REQUIREMENTS. Transcribe all of the material exactly, except for its pictures.

RECORDED DATA.
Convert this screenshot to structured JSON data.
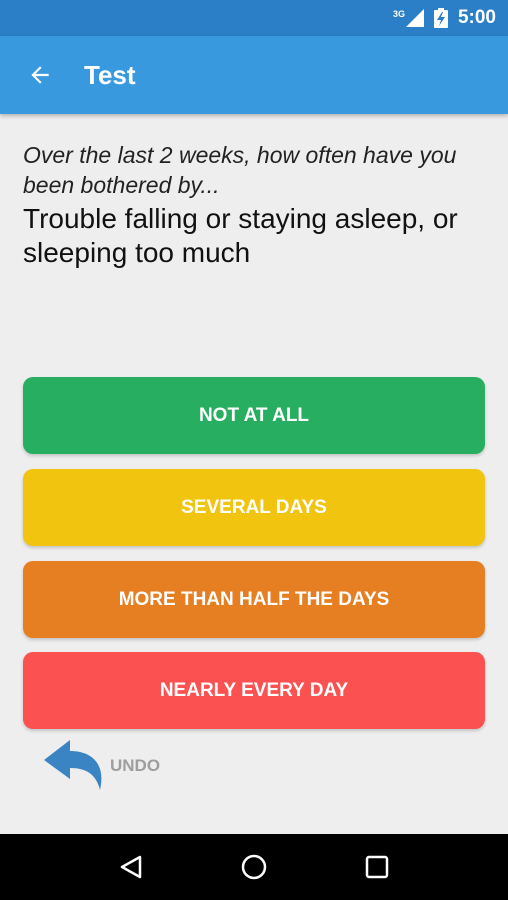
{
  "status_bar": {
    "network_label": "3G",
    "time": "5:00",
    "icons": [
      "signal-icon",
      "battery-icon"
    ]
  },
  "app_bar": {
    "title": "Test",
    "back_icon": "arrow-left-icon"
  },
  "question": {
    "prompt": "Over the last 2 weeks, how often have you been bothered by...",
    "text": "Trouble falling or staying asleep, or sleeping too much"
  },
  "answers": [
    {
      "label": "NOT AT ALL",
      "color": "#27ae60"
    },
    {
      "label": "SEVERAL DAYS",
      "color": "#f1c40f"
    },
    {
      "label": "MORE THAN HALF THE DAYS",
      "color": "#e67e22"
    },
    {
      "label": "NEARLY EVERY DAY",
      "color": "#fc5151"
    }
  ],
  "undo": {
    "label": "UNDO",
    "icon": "undo-arrow-icon",
    "icon_color": "#3a84c4"
  },
  "nav_bar": {
    "buttons": [
      "back-triangle-icon",
      "home-circle-icon",
      "recents-square-icon"
    ]
  }
}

FULL OUTPUT.
Convert this screenshot to structured JSON data.
{
  "status_bar": {
    "network_label": "3G",
    "time": "5:00",
    "icons": [
      "signal-icon",
      "battery-icon"
    ]
  },
  "app_bar": {
    "title": "Test",
    "back_icon": "arrow-left-icon"
  },
  "question": {
    "prompt": "Over the last 2 weeks, how often have you been bothered by...",
    "text": "Trouble falling or staying asleep, or sleeping too much"
  },
  "answers": [
    {
      "label": "NOT AT ALL",
      "color": "#27ae60"
    },
    {
      "label": "SEVERAL DAYS",
      "color": "#f1c40f"
    },
    {
      "label": "MORE THAN HALF THE DAYS",
      "color": "#e67e22"
    },
    {
      "label": "NEARLY EVERY DAY",
      "color": "#fc5151"
    }
  ],
  "undo": {
    "label": "UNDO",
    "icon": "undo-arrow-icon",
    "icon_color": "#3a84c4"
  },
  "nav_bar": {
    "buttons": [
      "back-triangle-icon",
      "home-circle-icon",
      "recents-square-icon"
    ]
  }
}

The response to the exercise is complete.